[Qué hacer]
**1.** Vuelve a escribir el tramo del hilo del foro que arranca en las palabras "## coque42 (13" y acaba tras "desde tu yate.", poniendo "velero" en lugar de "yate".
**2.** Sigue escribiendo el hilo del foro sobre el supuesto descubrimiento de un forero a partir de la última frase que aparece.

[Selección]
Aquí tienes un consejo


----------



## coque42 (13 Sep 2017)

Aunque me muestro bastante escéptico... En todo caso publicalo en alguna revistan grande de ciencia como Nature o Science, pero sin ninguna institución que te respalde poca leche vas a consguir. Si de verdad has dado con algo nada más enseñarselo a alguien del campo no dudará en respaldarte.

Pero poniendo los pies en la tierra, no creo que un forero haya descubierto algo que revolucione la sociedad, cosa que no ha sido descubierta antes por personas qu han dedicado su vida al estudio de dichos campos que comentabas y sin contar con subvenciones ni equipo de ningun tipo. Y mucho menos vienen a pedir financiación a un foro de internet.

Eso si, si de verdad has descubierto algo gordo ya te veremos en las noticias y nos harás un zas en toda la boca desde tu yate.


----------



## John Galt 007 (13 Sep 2017)

coque42 dijo:


> Aunque me muestro bastante escéptico... En todo caso publicalo en alguna revistan grande de ciencia como Nature o Science, pero sin ninguna institución que te respalde poca leche vas a consguir. Si de verdad has dado con algo nada más enseñarselo a alguien del campo no dudará en respaldarte.

[Fragmentos de datos]
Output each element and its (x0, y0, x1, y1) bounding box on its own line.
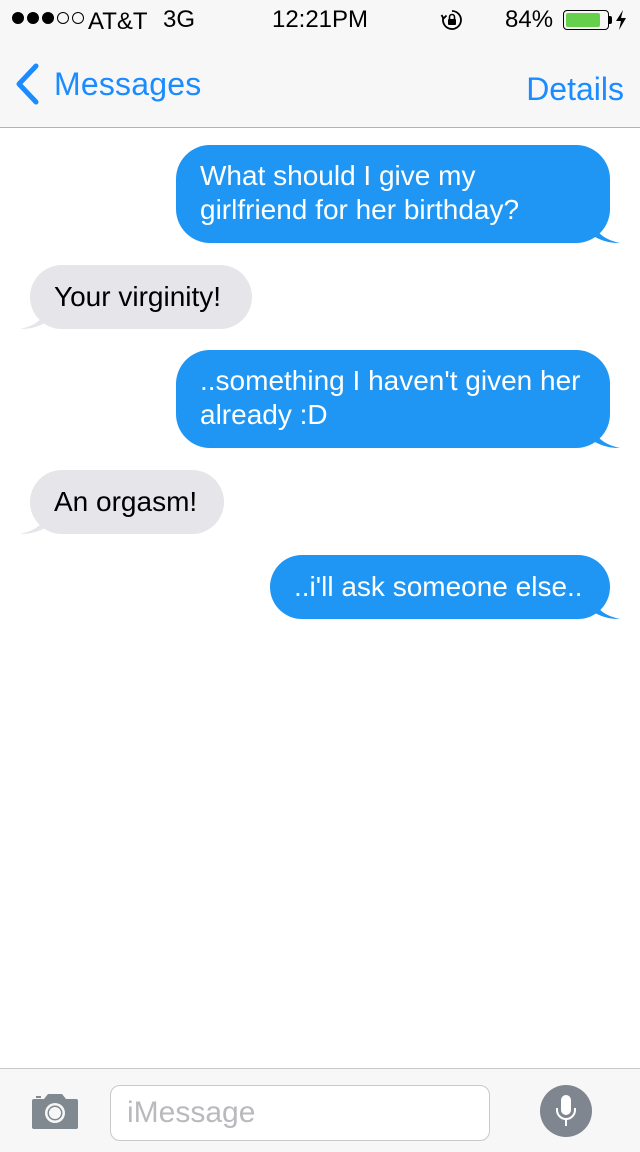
message-thread[interactable]: What should I give my girlfriend for her… (0, 128, 640, 1068)
chevron-left-icon (16, 63, 39, 105)
microphone-icon (556, 1095, 576, 1126)
message-bubble-incoming[interactable]: Your virginity! (20, 265, 252, 329)
battery-tip (609, 16, 612, 24)
message-bubble-outgoing[interactable]: ..something I haven't given her already … (176, 350, 620, 448)
message-bubble-outgoing[interactable]: What should I give my girlfriend for her… (176, 145, 620, 243)
microphone-button[interactable] (540, 1085, 592, 1137)
message-text: ..i'll ask someone else.. (294, 571, 583, 602)
message-input-bar (0, 1068, 640, 1152)
status-bar: AT&T 3G 12:21PM 84% (0, 0, 640, 40)
battery-icon (563, 10, 609, 30)
message-text: Your virginity! (54, 281, 222, 312)
message-text: ..something I haven't given her already … (200, 365, 581, 430)
rotation-lock-icon (440, 10, 462, 30)
message-bubble-outgoing[interactable]: ..i'll ask someone else.. (270, 555, 620, 619)
bubble-tail (20, 508, 48, 534)
navigation-bar: Messages Details (0, 40, 640, 128)
bubble-tail (592, 422, 620, 448)
battery-percent: 84% (505, 6, 554, 33)
top-bar: AT&T 3G 12:21PM 84% Messages Details (0, 0, 640, 128)
imessage-input[interactable] (110, 1085, 490, 1141)
camera-icon[interactable] (30, 1091, 80, 1131)
message-text: What should I give my girlfriend for her… (200, 160, 520, 225)
back-button[interactable]: Messages (14, 62, 201, 106)
message-text: An orgasm! (54, 486, 198, 517)
bubble-tail (592, 217, 620, 243)
details-button[interactable]: Details (526, 71, 624, 108)
bubble-tail (592, 593, 620, 619)
battery-fill (566, 13, 600, 27)
charging-bolt-icon (616, 10, 626, 30)
message-bubble-incoming[interactable]: An orgasm! (20, 470, 224, 534)
bubble-tail (20, 303, 48, 329)
back-button-label: Messages (54, 65, 202, 102)
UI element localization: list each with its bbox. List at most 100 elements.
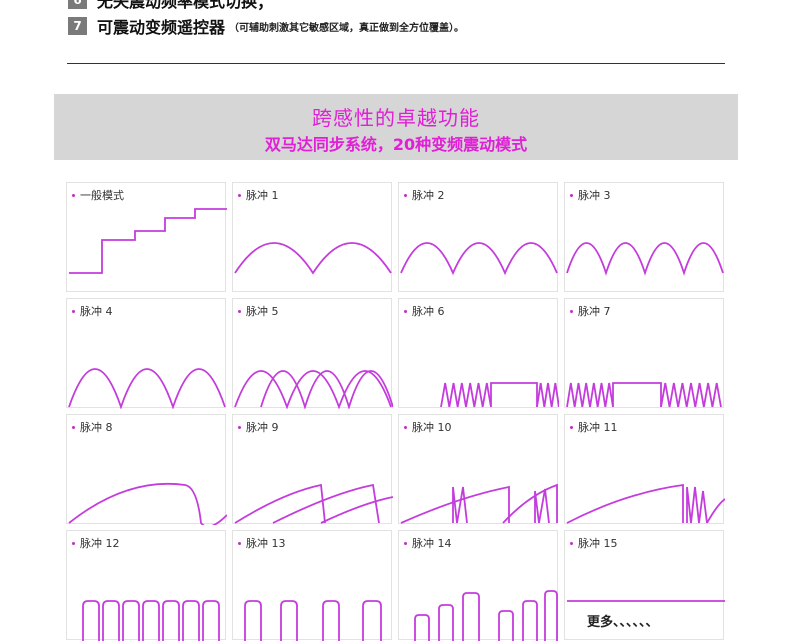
waveform-line — [498, 590, 558, 641]
waveform-line — [566, 483, 684, 524]
bullet-icon — [404, 193, 407, 197]
mode-tile: 一般模式 — [66, 182, 227, 292]
mode-tile: 脉冲 8 — [66, 414, 227, 525]
mode-label: 脉冲 10 — [404, 419, 452, 435]
waveform-line — [566, 242, 724, 276]
mode-label: 脉冲 8 — [72, 419, 113, 435]
mode-tile: 脉冲 10 — [398, 414, 558, 524]
mode-name: 一般模式 — [80, 189, 124, 202]
feature-note: （可辅助刺激其它敏感区域，真正做到全方位覆盖）。 — [229, 22, 465, 34]
mode-label: 脉冲 4 — [72, 303, 113, 319]
mode-name: 脉冲 2 — [412, 189, 445, 202]
waveform-line — [414, 592, 480, 641]
banner-subtitle: 双马达同步系统，20种变频震动模式 — [264, 135, 528, 154]
more-modes-text: 更多、、、、、、 — [587, 615, 659, 630]
bullet-icon — [72, 541, 75, 545]
waveform-line — [320, 496, 393, 524]
mode-tile: 脉冲 11 — [564, 414, 725, 524]
mode-tile: 脉冲 1 — [232, 182, 392, 292]
mode-tile: 脉冲 4 — [66, 298, 226, 409]
mode-label: 脉冲 14 — [404, 535, 452, 551]
feature-banner: 跨感性的卓越功能 双马达同步系统，20种变频震动模式 — [54, 94, 738, 160]
mode-name: 脉冲 7 — [578, 305, 611, 318]
waveform-line — [234, 370, 392, 409]
bullet-icon — [404, 541, 407, 545]
mode-name: 脉冲 6 — [412, 305, 445, 318]
mode-name: 脉冲 13 — [246, 537, 286, 550]
waveform-line — [400, 242, 558, 276]
mode-name: 脉冲 9 — [246, 421, 279, 434]
feature-title: 可震动变频遥控器 — [97, 18, 226, 37]
bullet-icon — [570, 309, 573, 313]
mode-tile: 脉冲 7 — [564, 298, 724, 408]
waveform-line — [244, 600, 382, 641]
mode-tile: 脉冲 14 — [398, 530, 558, 641]
mode-label: 脉冲 7 — [570, 303, 611, 319]
mode-label: 脉冲 11 — [570, 419, 618, 435]
banner-title: 跨感性的卓越功能 — [312, 106, 480, 130]
mode-name: 脉冲 11 — [578, 421, 618, 434]
waveform-line — [82, 600, 220, 641]
bullet-icon — [72, 193, 75, 197]
feature-item-7: 7 可震动变频遥控器 （可辅助刺激其它敏感区域，真正做到全方位覆盖）。 — [68, 16, 465, 37]
mode-tile: 脉冲 2 — [398, 182, 558, 292]
section-divider — [67, 63, 725, 64]
bullet-icon — [238, 309, 241, 313]
mode-label: 脉冲 2 — [404, 187, 445, 203]
mode-tile: 脉冲 13 — [232, 530, 392, 641]
mode-label: 脉冲 13 — [238, 535, 286, 551]
mode-tile: 脉冲 15 更多、、、、、、 — [564, 530, 725, 640]
mode-label: 一般模式 — [72, 187, 124, 203]
mode-name: 脉冲 4 — [80, 305, 113, 318]
waveform-line — [68, 368, 226, 409]
mode-name: 脉冲 10 — [412, 421, 452, 434]
mode-name: 脉冲 14 — [412, 537, 452, 550]
mode-name: 脉冲 12 — [80, 537, 120, 550]
mode-label: 脉冲 15 — [570, 535, 618, 551]
mode-label: 脉冲 6 — [404, 303, 445, 319]
number-badge: 7 — [68, 17, 87, 35]
waveform-line — [536, 382, 559, 408]
mode-name: 脉冲 15 — [578, 537, 618, 550]
mode-tile: 脉冲 6 — [398, 298, 559, 408]
bullet-icon — [404, 425, 407, 429]
mode-name: 脉冲 8 — [80, 421, 113, 434]
bullet-icon — [570, 425, 573, 429]
waveform-line — [440, 382, 538, 408]
mode-label: 脉冲 3 — [570, 187, 611, 203]
bullet-icon — [72, 309, 75, 313]
bullet-icon — [238, 541, 241, 545]
mode-name: 脉冲 3 — [578, 189, 611, 202]
bullet-icon — [72, 425, 75, 429]
waveform-line — [69, 208, 227, 274]
bullet-icon — [238, 425, 241, 429]
mode-tile: 脉冲 12 — [66, 530, 226, 641]
waveform-line — [686, 486, 708, 524]
mode-label: 脉冲 9 — [238, 419, 279, 435]
mode-tile: 脉冲 9 — [232, 414, 393, 524]
number-badge: 6 — [68, 0, 87, 9]
waveform-line — [452, 486, 468, 524]
bullet-icon — [238, 193, 241, 197]
waveform-line — [660, 382, 722, 408]
waveform-line — [706, 498, 725, 524]
waveform-line — [566, 382, 662, 408]
mode-label: 脉冲 12 — [72, 535, 120, 551]
waveform-line — [234, 242, 392, 275]
vibration-mode-grid: 一般模式 脉冲 1 脉冲 2 脉冲 3 脉冲 4 脉冲 5 脉冲 6 脉冲 7 脉冲 8 脉冲 9… — [66, 182, 726, 642]
feature-item-6: 6 无失震动频率模式切换； — [68, 0, 277, 11]
mode-name: 脉冲 5 — [246, 305, 279, 318]
feature-title: 无失震动频率模式切换； — [97, 0, 274, 11]
waveform-line — [234, 483, 326, 524]
mode-label: 脉冲 1 — [238, 187, 279, 203]
bullet-icon — [404, 309, 407, 313]
mode-name: 脉冲 1 — [246, 189, 279, 202]
bullet-icon — [570, 541, 573, 545]
waveform-line — [260, 370, 393, 409]
mode-label: 脉冲 5 — [238, 303, 279, 319]
waveform-line — [272, 483, 380, 524]
mode-tile: 脉冲 3 — [564, 182, 724, 292]
bullet-icon — [570, 193, 573, 197]
waveform-line — [68, 482, 227, 525]
mode-tile: 脉冲 5 — [232, 298, 393, 409]
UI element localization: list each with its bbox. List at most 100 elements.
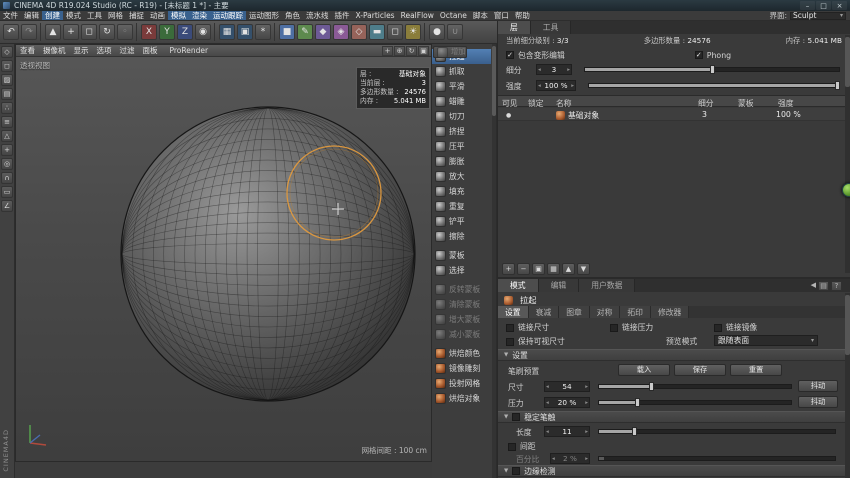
sculpt-amplify[interactable]: 放大	[432, 169, 491, 184]
last-tool-icon[interactable]: ◦	[117, 24, 133, 40]
deformer-icon[interactable]: ◇	[351, 24, 367, 40]
tab-tools[interactable]: 工具	[531, 21, 572, 34]
sculpt-repeat[interactable]: 重复	[432, 199, 491, 214]
menu-item[interactable]: 运动图形	[246, 11, 282, 20]
sculpt-increase[interactable]: 增加	[433, 46, 467, 58]
toolbar-icon[interactable]	[424, 23, 426, 41]
menu-item[interactable]: 创建	[42, 11, 63, 20]
delete-layer-icon[interactable]: −	[517, 263, 530, 275]
move-icon[interactable]: +	[63, 24, 79, 40]
menu-item[interactable]: 渲染	[189, 11, 210, 20]
palette-scrollbar[interactable]	[492, 44, 496, 478]
generator-icon[interactable]: ◈	[333, 24, 349, 40]
viewport-menu-item[interactable]: 过滤	[116, 45, 139, 56]
menu-item[interactable]: 插件	[332, 11, 353, 20]
add-layer-icon[interactable]: +	[502, 263, 515, 275]
menu-item[interactable]: Octane	[437, 11, 470, 20]
sculpt-wax[interactable]: 蜡雕	[432, 94, 491, 109]
y-axis-lock-icon[interactable]: Y	[159, 24, 175, 40]
viewport[interactable]: 查看摄像机显示选项过滤面板 ProRender +⊕↻▣ 透视视图	[15, 44, 432, 462]
checkbox[interactable]	[506, 51, 514, 59]
redo-icon[interactable]: ↷	[21, 24, 37, 40]
strength-field[interactable]: ◂100 %▸	[536, 80, 576, 91]
z-axis-lock-icon[interactable]: Z	[177, 24, 193, 40]
live-selection-icon[interactable]: ▲	[45, 24, 61, 40]
link-size-checkbox[interactable]	[506, 324, 514, 332]
x-axis-lock-icon[interactable]: X	[141, 24, 157, 40]
panel-options-icon[interactable]: ▤	[818, 281, 829, 291]
menu-item[interactable]: 模式	[63, 11, 84, 20]
move-layer-up-icon[interactable]: ▲	[562, 263, 575, 275]
points-mode-icon[interactable]: ∴	[1, 102, 13, 114]
polygons-mode-icon[interactable]: △	[1, 130, 13, 142]
toggle-view-icon[interactable]: ▣	[418, 46, 429, 56]
link-pressure-checkbox[interactable]	[610, 324, 618, 332]
make-editable-icon[interactable]: ◇	[1, 46, 13, 58]
settings-section-header[interactable]: ▼ 设置	[498, 349, 850, 361]
subdivision-slider[interactable]	[584, 67, 840, 72]
strength-slider[interactable]	[588, 83, 840, 88]
grow-mask[interactable]: 增大蒙板	[432, 312, 491, 327]
layer-mask-icon[interactable]: ▦	[547, 263, 560, 275]
shrink-mask[interactable]: 减小蒙板	[432, 327, 491, 342]
steady-length-slider[interactable]	[598, 429, 836, 434]
add-cube-icon[interactable]: ■	[279, 24, 295, 40]
brush-pressure-field[interactable]: ◂20 %▸	[544, 397, 590, 408]
save-preset-button[interactable]: 保存	[674, 364, 726, 376]
menu-item[interactable]: 流水线	[303, 11, 332, 20]
tab-edit[interactable]: 编辑	[539, 279, 580, 292]
quantize-icon[interactable]: ∠	[1, 200, 13, 212]
layer-row[interactable]: ● 基础对象 3 100 %	[498, 108, 850, 121]
scale-icon[interactable]: ◻	[81, 24, 97, 40]
steady-stroke-checkbox[interactable]	[512, 413, 520, 421]
clear-mask[interactable]: 清除蒙板	[432, 297, 491, 312]
menu-item[interactable]: 动画	[147, 11, 168, 20]
tab-userdata[interactable]: 用户数据	[579, 279, 635, 292]
sculpt-pinch[interactable]: 挤捏	[432, 124, 491, 139]
tab-layers[interactable]: 层	[498, 21, 531, 34]
sculpt-fill[interactable]: 填充	[432, 184, 491, 199]
viewport-menu-item[interactable]: 面板	[139, 45, 162, 56]
zoom-view-icon[interactable]: ⊕	[394, 46, 405, 56]
preview-mode-select[interactable]: 跟随表面▾	[714, 335, 818, 346]
viewport-menu-item[interactable]: 选项	[93, 45, 116, 56]
plugin-badge[interactable]	[842, 183, 850, 197]
subtab-stamp[interactable]: 图章	[559, 306, 590, 318]
enable-axis-icon[interactable]: +	[1, 144, 13, 156]
edge-detect-section-header[interactable]: ▼ 边缘检测	[498, 465, 850, 477]
viewport-menu-item[interactable]: 显示	[70, 45, 93, 56]
steady-stroke-section-header[interactable]: ▼ 稳定笔触	[498, 411, 850, 423]
toolbar-icon[interactable]	[214, 23, 216, 41]
spline-pen-icon[interactable]: ✎	[297, 24, 313, 40]
subtab-settings[interactable]: 设置	[498, 306, 529, 318]
menu-item[interactable]: 脚本	[470, 11, 491, 20]
mirror-sculpt[interactable]: 镜像雕刻	[432, 361, 491, 376]
viewport-menu-item[interactable]: 查看	[16, 45, 39, 56]
collapse-panel-icon[interactable]: ◀	[811, 281, 816, 291]
maximize-button[interactable]: □	[816, 1, 831, 10]
edges-mode-icon[interactable]: ≡	[1, 116, 13, 128]
menu-item[interactable]: 角色	[282, 11, 303, 20]
sculpt-smooth[interactable]: 平滑	[432, 79, 491, 94]
menu-item[interactable]: 文件	[0, 11, 21, 20]
help-icon[interactable]: ?	[831, 281, 842, 291]
close-button[interactable]: ×	[832, 1, 847, 10]
toolbar-icon[interactable]	[40, 23, 42, 41]
render-view-icon[interactable]: ▦	[219, 24, 235, 40]
rotate-view-icon[interactable]: ↻	[406, 46, 417, 56]
invert-mask[interactable]: 反转蒙板	[432, 282, 491, 297]
undo-icon[interactable]: ↶	[3, 24, 19, 40]
brush-size-slider[interactable]	[598, 384, 792, 389]
menu-item[interactable]: 工具	[84, 11, 105, 20]
spacing-checkbox[interactable]	[508, 443, 516, 451]
render-picture-viewer-icon[interactable]: ▣	[237, 24, 253, 40]
model-mode-icon[interactable]: ◻	[1, 60, 13, 72]
viewport-menu-item[interactable]: 摄像机	[39, 45, 70, 56]
coordinate-system-icon[interactable]: ◉	[195, 24, 211, 40]
rotate-icon[interactable]: ↻	[99, 24, 115, 40]
reset-preset-button[interactable]: 重置	[730, 364, 782, 376]
keep-visual-size-checkbox[interactable]	[506, 338, 514, 346]
environment-icon[interactable]: ▬	[369, 24, 385, 40]
subtab-modifiers[interactable]: 修改器	[651, 306, 689, 318]
texture-mode-icon[interactable]: ▨	[1, 74, 13, 86]
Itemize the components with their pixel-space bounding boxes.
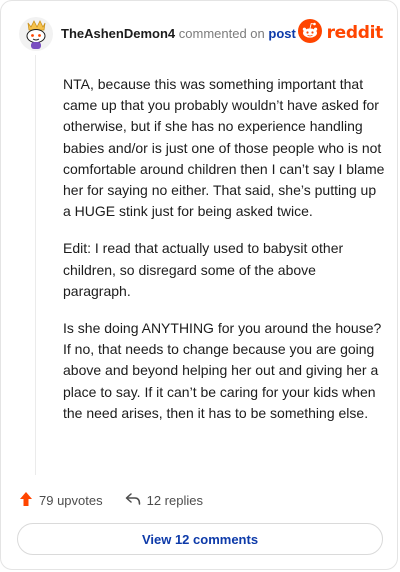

[Resultados]
**1.**
## coque42 (13 Sep 2017)

Aunque me muestro bastante escéptico... En todo caso publicalo en alguna revistan grande de ciencia como Nature o Science, pero sin ninguna institución que te respalde poca leche vas a consguir. Si de verdad has dado con algo nada más enseñarselo a alguien del campo no dudará en respaldarte.

Pero poniendo los pies en la tierra, no creo que un forero haya descubierto algo que revolucione la sociedad, cosa que no ha sido descubierta antes por personas qu han dedicado su vida al estudio de dichos campos que comentabas y sin contar con subvenciones ni equipo de ningun tipo. Y mucho menos vienen a pedir financiación a un foro de internet.

Eso si, si de verdad has descubierto algo gordo ya te veremos en las noticias y nos harás un zas en toda la boca desde tu velero.

**2.**
> 
> Pero poniendo los pies en la tierra, no creo que un forero haya descubierto algo que revolucione la sociedad, cosa que no ha sido descubierta antes por personas qu han dedicado su vida al estudio de dichos campos que comentabas y sin contar con subvenciones ni equipo de ningun tipo. Y mucho menos vienen a pedir financiación a un foro de internet.
> 
> Eso si, si de verdad has descubierto algo gordo ya te veremos en las noticias y nos harás un zas en toda la boca desde tu yate.



Todo llegara... la putada es que tengo que trabajar y no me da tiempo a escribir el libro, recabar s ordenar toda la informacion, documentar mis pruebas...

Lo ideal seria recibir algo de dinero para poder dedicarme a esto al 100%. Nuestro pais ha estado siempre por detras en estas cosas y molaria hacer algo para colocarnos en primera pagina.


----------



## Mineroblanco (13 Sep 2017)

Yo necesito una donación para escribir y publicar un tocho sobre las integrales. Pondré los problemas más complicados y tremebundos que ponen en los exámenes de la UPM. Sin las integrales no se puede hacer nada en la vida. Es imposible, por ejemplo, diseñar o reparar un ordenador sin las putas integrales.


----------



## John Galt 007 (13 Sep 2017)

Mineroblanco dijo:


> Yo necesito una donación para escribir y publicar un tocho sobre las integrales. Pondré los problemas más complicados y tremebundos que ponen en los exámenes de la UPM. Sin las integrales no se puede hacer nada en la vida. Es imposible, por ejemplo, diseñar o reparar un ordenador sin las putas integrales.



Seguro que en su día habria algún gilipollas que decía que la teoría de la relatividad no servia para nada, que la teoría de la evolución no servia para nada, que el decir que la tierra gira no servia para nada, que la electricidad no servia para nada…

No se puede ir por la vida dando la espalda a la ciencia. Estamos pagando las consecuencias de los errores de nuestros antepasados.


----------



## JuanMacClane (13 Sep 2017)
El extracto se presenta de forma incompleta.